> _SOURCE EXCERPT_
## BEGIN
Mentok Kangri A Peak in the Land of Passes

Ladakh is a region of northern India that forms the borderland with Pakistan and China/Tibet. In the distant past it was called “Little Tibet” with what we now know as Tibet being “Greater Tibet”. The name Ladakh means The Land of Passes, and it is well named. Politically, it is an area in a state of constant alertness because the never-ending conflicts in Kashmir and the Karakoram border with both China and Pakistan are also not far away.

After acclimatising and sightseeing in the capital Leh (3500m) and visiting some of the areas unspoiled Buddhist monasteries, we set off into the heart of this remote area. It is only inhabited during the summer by nomadic herders and by rare animals such as wolf and kiang (wild ass) year-round. In this area porters are not used to carry gear but rather ponies or mules. They cope brilliantly with the conditions, whether it is altitude, rocky terrain or river crossings. We coped less well than all of them.

Our mules crossing the Yalung Naula Pass (5400m)

After a week of inspirational trekking crossing many high passes and camping in remote valleys, we reached the Yalung Naula Pass (5400m) where we got our first views of the glowing azure blue, 20-kilometre long lake Tso Morari, whose colour famously changes with the colour of the sky and whose surface frequently reflects the image of one of the higher peaks in the area, Lungser Kangri (6600m). These days, sadly, the peak is closed to climbers and trekkers due to its proximity to the Chinese border.

Our goals were on the opposite side of the lake, the 6000m+ summits of Mentok Kangri that provide steep snow/ice slopes that lead to an easier sinuous ridge linking the summits of Mentok Kangri 1, 2 and 3. We made a high camp at 5300m at the only water source on the mountain this year. We were alone there for 3 nights.
## END
> _Extracted records_
## BEGIN
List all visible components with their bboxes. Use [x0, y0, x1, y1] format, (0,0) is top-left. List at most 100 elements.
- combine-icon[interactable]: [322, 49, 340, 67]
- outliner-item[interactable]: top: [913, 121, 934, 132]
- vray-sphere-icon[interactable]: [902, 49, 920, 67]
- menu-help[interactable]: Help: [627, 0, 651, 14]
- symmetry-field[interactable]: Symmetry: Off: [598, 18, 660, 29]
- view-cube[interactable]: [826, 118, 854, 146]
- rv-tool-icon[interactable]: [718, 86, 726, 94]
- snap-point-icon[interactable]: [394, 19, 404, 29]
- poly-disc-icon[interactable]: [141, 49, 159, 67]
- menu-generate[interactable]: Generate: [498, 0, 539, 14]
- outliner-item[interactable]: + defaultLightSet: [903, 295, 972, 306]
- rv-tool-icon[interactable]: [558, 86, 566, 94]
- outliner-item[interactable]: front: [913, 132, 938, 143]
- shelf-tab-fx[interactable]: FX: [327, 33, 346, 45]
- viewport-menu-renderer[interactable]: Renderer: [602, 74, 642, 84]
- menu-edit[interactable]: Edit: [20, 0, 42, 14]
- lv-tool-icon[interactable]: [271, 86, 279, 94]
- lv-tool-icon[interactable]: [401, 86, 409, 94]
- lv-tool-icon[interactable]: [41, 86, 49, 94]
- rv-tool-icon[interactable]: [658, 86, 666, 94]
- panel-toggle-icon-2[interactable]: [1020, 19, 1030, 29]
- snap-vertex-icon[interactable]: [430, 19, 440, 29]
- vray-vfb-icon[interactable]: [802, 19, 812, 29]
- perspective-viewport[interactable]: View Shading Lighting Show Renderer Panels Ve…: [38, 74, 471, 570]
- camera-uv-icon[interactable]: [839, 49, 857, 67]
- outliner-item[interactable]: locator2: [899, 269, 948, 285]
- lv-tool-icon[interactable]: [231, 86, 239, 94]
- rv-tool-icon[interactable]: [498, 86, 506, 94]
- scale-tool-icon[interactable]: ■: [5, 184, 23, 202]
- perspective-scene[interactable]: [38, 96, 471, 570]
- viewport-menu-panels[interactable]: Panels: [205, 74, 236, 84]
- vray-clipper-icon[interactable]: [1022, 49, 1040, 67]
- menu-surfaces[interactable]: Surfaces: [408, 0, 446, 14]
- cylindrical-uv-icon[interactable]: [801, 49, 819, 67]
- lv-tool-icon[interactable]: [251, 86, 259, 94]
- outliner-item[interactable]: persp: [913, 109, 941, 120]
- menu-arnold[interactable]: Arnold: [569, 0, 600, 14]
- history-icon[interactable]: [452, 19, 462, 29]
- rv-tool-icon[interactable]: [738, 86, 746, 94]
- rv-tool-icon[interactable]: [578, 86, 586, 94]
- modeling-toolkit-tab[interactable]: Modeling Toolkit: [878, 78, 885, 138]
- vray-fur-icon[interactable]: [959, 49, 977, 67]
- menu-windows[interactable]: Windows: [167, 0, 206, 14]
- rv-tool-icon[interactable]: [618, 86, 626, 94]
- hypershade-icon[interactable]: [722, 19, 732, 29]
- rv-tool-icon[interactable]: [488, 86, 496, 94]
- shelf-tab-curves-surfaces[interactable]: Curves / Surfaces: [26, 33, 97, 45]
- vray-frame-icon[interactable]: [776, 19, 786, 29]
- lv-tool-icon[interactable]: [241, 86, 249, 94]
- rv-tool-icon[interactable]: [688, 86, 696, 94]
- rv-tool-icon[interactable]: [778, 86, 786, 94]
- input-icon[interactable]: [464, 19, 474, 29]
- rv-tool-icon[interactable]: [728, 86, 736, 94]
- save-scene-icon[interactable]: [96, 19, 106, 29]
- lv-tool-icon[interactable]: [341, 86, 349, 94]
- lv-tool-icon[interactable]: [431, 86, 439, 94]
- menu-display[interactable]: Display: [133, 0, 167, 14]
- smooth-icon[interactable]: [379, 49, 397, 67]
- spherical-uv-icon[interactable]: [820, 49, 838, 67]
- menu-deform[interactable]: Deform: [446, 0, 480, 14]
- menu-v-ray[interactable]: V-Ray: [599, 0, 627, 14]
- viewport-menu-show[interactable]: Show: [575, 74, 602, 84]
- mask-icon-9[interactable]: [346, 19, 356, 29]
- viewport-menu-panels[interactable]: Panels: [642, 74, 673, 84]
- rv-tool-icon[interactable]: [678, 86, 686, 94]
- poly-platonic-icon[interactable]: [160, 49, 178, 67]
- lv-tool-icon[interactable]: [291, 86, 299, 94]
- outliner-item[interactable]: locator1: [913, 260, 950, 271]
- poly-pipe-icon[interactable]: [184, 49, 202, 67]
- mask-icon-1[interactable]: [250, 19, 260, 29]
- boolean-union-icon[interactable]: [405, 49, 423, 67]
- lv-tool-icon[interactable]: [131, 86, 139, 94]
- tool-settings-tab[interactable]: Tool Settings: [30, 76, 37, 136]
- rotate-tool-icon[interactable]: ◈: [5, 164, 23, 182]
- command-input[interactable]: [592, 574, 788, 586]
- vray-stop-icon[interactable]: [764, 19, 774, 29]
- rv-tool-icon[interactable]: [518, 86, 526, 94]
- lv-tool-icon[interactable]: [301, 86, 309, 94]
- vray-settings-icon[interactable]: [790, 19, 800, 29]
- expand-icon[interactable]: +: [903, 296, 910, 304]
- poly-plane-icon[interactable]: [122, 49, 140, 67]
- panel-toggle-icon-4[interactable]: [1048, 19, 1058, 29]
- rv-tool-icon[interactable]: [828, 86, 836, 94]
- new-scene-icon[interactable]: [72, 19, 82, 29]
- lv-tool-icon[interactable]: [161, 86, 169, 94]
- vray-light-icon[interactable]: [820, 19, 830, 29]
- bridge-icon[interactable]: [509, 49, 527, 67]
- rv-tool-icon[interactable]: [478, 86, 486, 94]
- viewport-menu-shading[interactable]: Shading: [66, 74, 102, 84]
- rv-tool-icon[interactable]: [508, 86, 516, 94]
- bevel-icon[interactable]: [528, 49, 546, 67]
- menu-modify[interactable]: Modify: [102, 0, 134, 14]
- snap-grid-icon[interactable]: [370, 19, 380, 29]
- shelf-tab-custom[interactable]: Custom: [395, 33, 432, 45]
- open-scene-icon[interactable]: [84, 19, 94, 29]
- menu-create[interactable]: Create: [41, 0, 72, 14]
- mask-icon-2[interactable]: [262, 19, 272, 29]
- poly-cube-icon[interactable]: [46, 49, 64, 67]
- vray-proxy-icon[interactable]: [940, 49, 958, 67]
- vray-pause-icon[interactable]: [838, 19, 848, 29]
## END
> _WORK TO BE COMPLETED_
Can you write the next part of the Mentok Kangri climbing account, picking up right after its last sentence?

> _EXERCISE RESPONSE_
Mentok Kangri from high camp

The ice face of Mentok Kangri 2 above us looked steep, so initially we explored a couloir further down the ridge that one of our climbing Sherpas had climbed some years ago. It turned out to be low on snow and high on rock fall, so we abandoned that plan and returned to the original ice face route.

The route initially climbed a series of moraine ridges to about 5600m. Above that a steepening glacier lead to an ice wall of about 45 degrees where we fixed ropes for several rope lengths. Above the ice wall the angle eased but still gave a long uphill pull to the rounded summit. The view from the summit was magnificent, we could see peaks in China in one direction, Pakistan in the other and far below the shining waters of Tso Morari lake.

On the way to the summit of Mentok Kangri 2. The headwall descends on the left

A classic mountain adventure.

Climb Mentok Kangri with KE Adventure Travel. If you're lucky you may even have Tom himself guiding you!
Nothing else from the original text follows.